Task description ->
Reproduce each line of the material exactly, minus any picture.

Materials provided ->
■ ■ ■ ■ ■ ■ ■

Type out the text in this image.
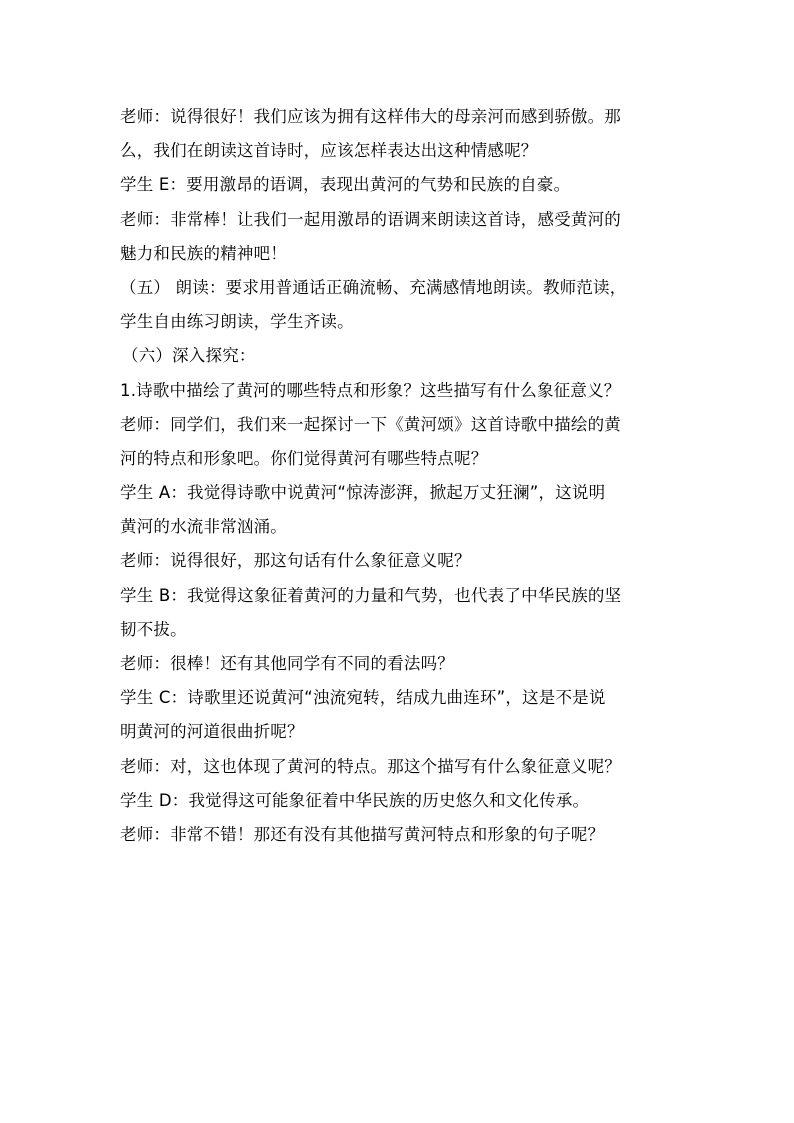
老师：说得很好！我们应该为拥有这样伟大的母亲河而感到骄傲。那
么，我们在朗读这首诗时，应该怎样表达出这种情感呢？
学生 E：要用激昂的语调，表现出黄河的气势和民族的自豪。
老师：非常棒！让我们一起用激昂的语调来朗读这首诗，感受黄河的
魅力和民族的精神吧！
（五） 朗读：要求用普通话正确流畅、充满感情地朗读。教师范读，
学生自由练习朗读，学生齐读。
（六）深入探究：
1.诗歌中描绘了黄河的哪些特点和形象？这些描写有什么象征意义？
老师：同学们，我们来一起探讨一下《黄河颂》这首诗歌中描绘的黄
河的特点和形象吧。你们觉得黄河有哪些特点呢？
学生 A：我觉得诗歌中说黄河“惊涛澎湃，掀起万丈狂澜”，这说明
黄河的水流非常汹涌。
老师：说得很好，那这句话有什么象征意义呢？
学生 B：我觉得这象征着黄河的力量和气势，也代表了中华民族的坚
韧不拔。
老师：很棒！还有其他同学有不同的看法吗？
学生 C：诗歌里还说黄河“浊流宛转，结成九曲连环”，这是不是说
明黄河的河道很曲折呢？
老师：对，这也体现了黄河的特点。那这个描写有什么象征意义呢？
学生 D：我觉得这可能象征着中华民族的历史悠久和文化传承。
老师：非常不错！那还有没有其他描写黄河特点和形象的句子呢？
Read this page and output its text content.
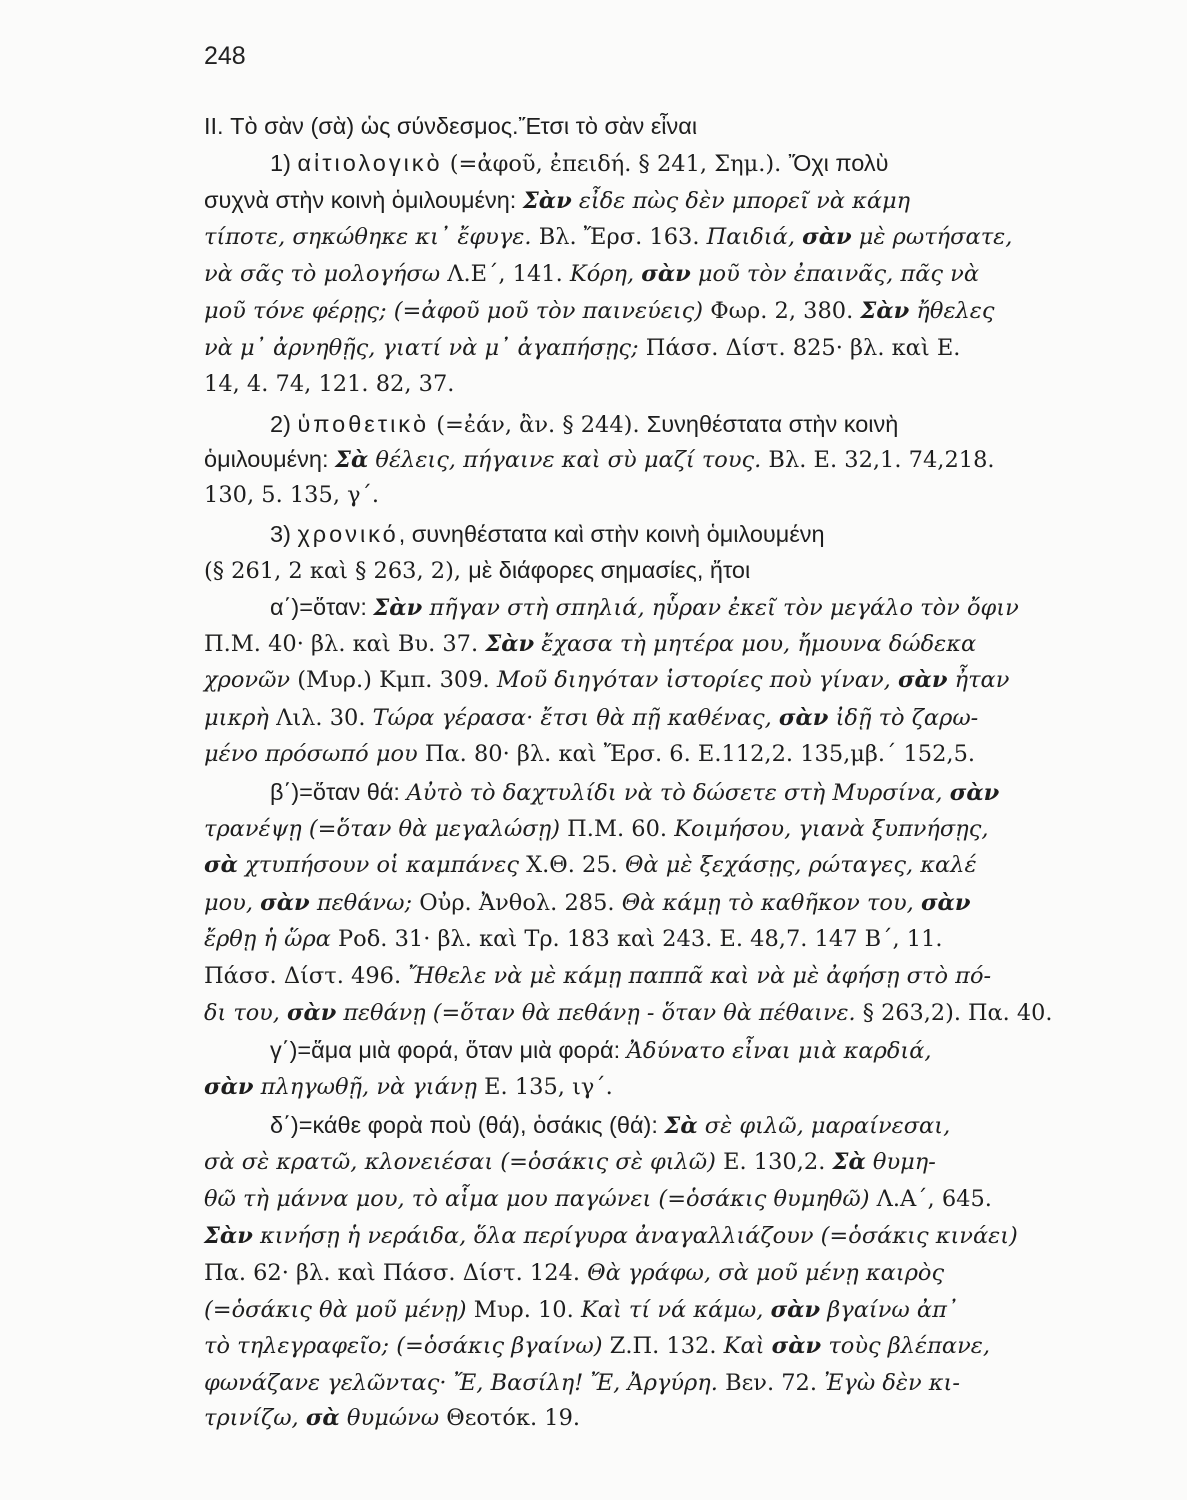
248
II. Τὸ σὰν (σὰ) ὡς σύνδεσμος.Ἔτσι τὸ σὰν εἶναι
1) αἰτιολογικὸ (=ἀφοῦ, ἐπειδή. § 241, Σημ.). Ὄχι πολὺ
συχνὰ στὴν κοινὴ ὁμιλουμένη: Σὰν εἶδε πὼς δὲν μπορεῖ νὰ κάμη
τίποτε, σηκώθηκε κι᾽ ἔφυγε. Βλ. Ἔρσ. 163. Παιδιά, σὰν μὲ ρωτήσατε,
νὰ σᾶς τὸ μολογήσω Λ.Ε΄, 141. Κόρη, σὰν μοῦ τὸν ἐπαινᾶς, πᾶς νὰ
μοῦ τόνε φέρῃς; (=ἀφοῦ μοῦ τὸν παινεύεις) Φωρ. 2, 380. Σὰν ἤθελες
νὰ μ᾽ ἀρνηθῇς, γιατί νὰ μ᾽ ἀγαπήσῃς; Πάσσ. Δίστ. 825· βλ. καὶ Ε.
14, 4. 74, 121. 82, 37.
2) ὑποθετικὸ (=ἐάν, ἂν. § 244). Συνηθέστατα στὴν κοινὴ
ὁμιλουμένη: Σὰ θέλεις, πήγαινε καὶ σὺ μαζί τους. Βλ. Ε. 32,1. 74,218.
130, 5. 135, γ΄.
3) χρονικό, συνηθέστατα καὶ στὴν κοινὴ ὁμιλουμένη
(§ 261, 2 καὶ § 263, 2), μὲ διάφορες σημασίες, ἤτοι
α΄)=ὅταν: Σὰν πῆγαν στὴ σπηλιά, ηὗραν ἐκεῖ τὸν μεγάλο τὸν ὄφιν
Π.Μ. 40· βλ. καὶ Βυ. 37. Σὰν ἔχασα τὴ μητέρα μου, ἤμουνα δώδεκα
χρονῶν (Μυρ.) Κμπ. 309. Μοῦ διηγόταν ἱστορίες ποὺ γίναν, σὰν ἦταν
μικρὴ Λιλ. 30. Τώρα γέρασα· ἔτσι θὰ πῇ καθένας, σὰν ἰδῇ τὸ ζαρω-
μένο πρόσωπό μου Πα. 80· βλ. καὶ Ἔρσ. 6. Ε.112,2. 135,μβ.΄ 152,5.
β΄)=ὅταν θά: Αὐτὸ τὸ δαχτυλίδι νὰ τὸ δώσετε στὴ Μυρσίνα, σὰν
τρανέψῃ (=ὅταν θὰ μεγαλώσῃ) Π.Μ. 60. Κοιμήσου, γιανὰ ξυπνήσῃς,
σὰ χτυπήσουν οἱ καμπάνες Χ.Θ. 25. Θὰ μὲ ξεχάσῃς, ρώταγες, καλέ
μου, σὰν πεθάνω; Οὐρ. Ἀνθολ. 285. Θὰ κάμῃ τὸ καθῆκον του, σὰν
ἔρθῃ ἡ ὥρα Ροδ. 31· βλ. καὶ Τρ. 183 καὶ 243. Ε. 48,7. 147 Β΄, 11.
Πάσσ. Δίστ. 496. Ἤθελε νὰ μὲ κάμῃ παππᾶ καὶ νὰ μὲ ἀφήσῃ στὸ πό-
δι του, σὰν πεθάνῃ (=ὅταν θὰ πεθάνῃ - ὅταν θὰ πέθαινε. § 263,2). Πα. 40.
γ΄)=ἅμα μιὰ φορά, ὅταν μιὰ φορά: Ἀδύνατο εἶναι μιὰ καρδιά,
σὰν πληγωθῇ, νὰ γιάνῃ Ε. 135, ιγ΄.
δ΄)=κάθε φορὰ ποὺ (θά), ὁσάκις (θά): Σὰ σὲ φιλῶ, μαραίνεσαι,
σὰ σὲ κρατῶ, κλονειέσαι (=ὁσάκις σὲ φιλῶ) Ε. 130,2. Σὰ θυμη-
θῶ τὴ μάννα μου, τὸ αἷμα μου παγώνει (=ὁσάκις θυμηθῶ) Λ.Α΄, 645.
Σὰν κινήσῃ ἡ νεράιδα, ὅλα περίγυρα ἀναγαλλιάζουν (=ὁσάκις κινάει)
Πα. 62· βλ. καὶ Πάσσ. Δίστ. 124. Θὰ γράφω, σὰ μοῦ μένῃ καιρὸς
(=ὁσάκις θὰ μοῦ μένῃ) Μυρ. 10. Καὶ τί νά κάμω, σὰν βγαίνω ἀπ᾽
τὸ τηλεγραφεῖο; (=ὁσάκις βγαίνω) Ζ.Π. 132. Καὶ σὰν τοὺς βλέπανε,
φωνάζανε γελῶντας· Ἔ, Βασίλη! Ἔ, Ἀργύρη. Βεν. 72. Ἐγὼ δὲν κι-
τρινίζω, σὰ θυμώνω Θεοτόκ. 19.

■ ■ ■ ■ ■ ■ ■

Worked answer ->
Type out the text in this image.
老师：说得很好！我们应该为拥有这样伟大的母亲河而感到骄傲。那
么，我们在朗读这首诗时，应该怎样表达出这种情感呢？
学生 E：要用激昂的语调，表现出黄河的气势和民族的自豪。
老师：非常棒！让我们一起用激昂的语调来朗读这首诗，感受黄河的
魅力和民族的精神吧！
（五） 朗读：要求用普通话正确流畅、充满感情地朗读。教师范读，
学生自由练习朗读，学生齐读。
（六）深入探究：
1.诗歌中描绘了黄河的哪些特点和形象？这些描写有什么象征意义？
老师：同学们，我们来一起探讨一下《黄河颂》这首诗歌中描绘的黄
河的特点和形象吧。你们觉得黄河有哪些特点呢？
学生 A：我觉得诗歌中说黄河“惊涛澎湃，掀起万丈狂澜”，这说明
黄河的水流非常汹涌。
老师：说得很好，那这句话有什么象征意义呢？
学生 B：我觉得这象征着黄河的力量和气势，也代表了中华民族的坚
韧不拔。
老师：很棒！还有其他同学有不同的看法吗？
学生 C：诗歌里还说黄河“浊流宛转，结成九曲连环”，这是不是说
明黄河的河道很曲折呢？
老师：对，这也体现了黄河的特点。那这个描写有什么象征意义呢？
学生 D：我觉得这可能象征着中华民族的历史悠久和文化传承。
老师：非常不错！那还有没有其他描写黄河特点和形象的句子呢？
Read this page and output its text content.
248
II. Τὸ σὰν (σὰ) ὡς σύνδεσμος.Ἔτσι τὸ σὰν εἶναι
1) αἰτιολογικὸ (=ἀφοῦ, ἐπειδή. § 241, Σημ.). Ὄχι πολὺ
συχνὰ στὴν κοινὴ ὁμιλουμένη: Σὰν εἶδε πὼς δὲν μπορεῖ νὰ κάμη
τίποτε, σηκώθηκε κι᾽ ἔφυγε. Βλ. Ἔρσ. 163. Παιδιά, σὰν μὲ ρωτήσατε,
νὰ σᾶς τὸ μολογήσω Λ.Ε΄, 141. Κόρη, σὰν μοῦ τὸν ἐπαινᾶς, πᾶς νὰ
μοῦ τόνε φέρῃς; (=ἀφοῦ μοῦ τὸν παινεύεις) Φωρ. 2, 380. Σὰν ἤθελες
νὰ μ᾽ ἀρνηθῇς, γιατί νὰ μ᾽ ἀγαπήσῃς; Πάσσ. Δίστ. 825· βλ. καὶ Ε.
14, 4. 74, 121. 82, 37.
2) ὑποθετικὸ (=ἐάν, ἂν. § 244). Συνηθέστατα στὴν κοινὴ
ὁμιλουμένη: Σὰ θέλεις, πήγαινε καὶ σὺ μαζί τους. Βλ. Ε. 32,1. 74,218.
130, 5. 135, γ΄.
3) χρονικό, συνηθέστατα καὶ στὴν κοινὴ ὁμιλουμένη
(§ 261, 2 καὶ § 263, 2), μὲ διάφορες σημασίες, ἤτοι
α΄)=ὅταν: Σὰν πῆγαν στὴ σπηλιά, ηὗραν ἐκεῖ τὸν μεγάλο τὸν ὄφιν
Π.Μ. 40· βλ. καὶ Βυ. 37. Σὰν ἔχασα τὴ μητέρα μου, ἤμουνα δώδεκα
χρονῶν (Μυρ.) Κμπ. 309. Μοῦ διηγόταν ἱστορίες ποὺ γίναν, σὰν ἦταν
μικρὴ Λιλ. 30. Τώρα γέρασα· ἔτσι θὰ πῇ καθένας, σὰν ἰδῇ τὸ ζαρω-
μένο πρόσωπό μου Πα. 80· βλ. καὶ Ἔρσ. 6. Ε.112,2. 135,μβ.΄ 152,5.
β΄)=ὅταν θά: Αὐτὸ τὸ δαχτυλίδι νὰ τὸ δώσετε στὴ Μυρσίνα, σὰν
τρανέψῃ (=ὅταν θὰ μεγαλώσῃ) Π.Μ. 60. Κοιμήσου, γιανὰ ξυπνήσῃς,
σὰ χτυπήσουν οἱ καμπάνες Χ.Θ. 25. Θὰ μὲ ξεχάσῃς, ρώταγες, καλέ
μου, σὰν πεθάνω; Οὐρ. Ἀνθολ. 285. Θὰ κάμῃ τὸ καθῆκον του, σὰν
ἔρθῃ ἡ ὥρα Ροδ. 31· βλ. καὶ Τρ. 183 καὶ 243. Ε. 48,7. 147 Β΄, 11.
Πάσσ. Δίστ. 496. Ἤθελε νὰ μὲ κάμῃ παππᾶ καὶ νὰ μὲ ἀφήσῃ στὸ πό-
δι του, σὰν πεθάνῃ (=ὅταν θὰ πεθάνῃ - ὅταν θὰ πέθαινε. § 263,2). Πα. 40.
γ΄)=ἅμα μιὰ φορά, ὅταν μιὰ φορά: Ἀδύνατο εἶναι μιὰ καρδιά,
σὰν πληγωθῇ, νὰ γιάνῃ Ε. 135, ιγ΄.
δ΄)=κάθε φορὰ ποὺ (θά), ὁσάκις (θά): Σὰ σὲ φιλῶ, μαραίνεσαι,
σὰ σὲ κρατῶ, κλονειέσαι (=ὁσάκις σὲ φιλῶ) Ε. 130,2. Σὰ θυμη-
θῶ τὴ μάννα μου, τὸ αἷμα μου παγώνει (=ὁσάκις θυμηθῶ) Λ.Α΄, 645.
Σὰν κινήσῃ ἡ νεράιδα, ὅλα περίγυρα ἀναγαλλιάζουν (=ὁσάκις κινάει)
Πα. 62· βλ. καὶ Πάσσ. Δίστ. 124. Θὰ γράφω, σὰ μοῦ μένῃ καιρὸς
(=ὁσάκις θὰ μοῦ μένῃ) Μυρ. 10. Καὶ τί νά κάμω, σὰν βγαίνω ἀπ᾽
τὸ τηλεγραφεῖο; (=ὁσάκις βγαίνω) Ζ.Π. 132. Καὶ σὰν τοὺς βλέπανε,
φωνάζανε γελῶντας· Ἔ, Βασίλη! Ἔ, Ἀργύρη. Βεν. 72. Ἐγὼ δὲν κι-
τρινίζω, σὰ θυμώνω Θεοτόκ. 19.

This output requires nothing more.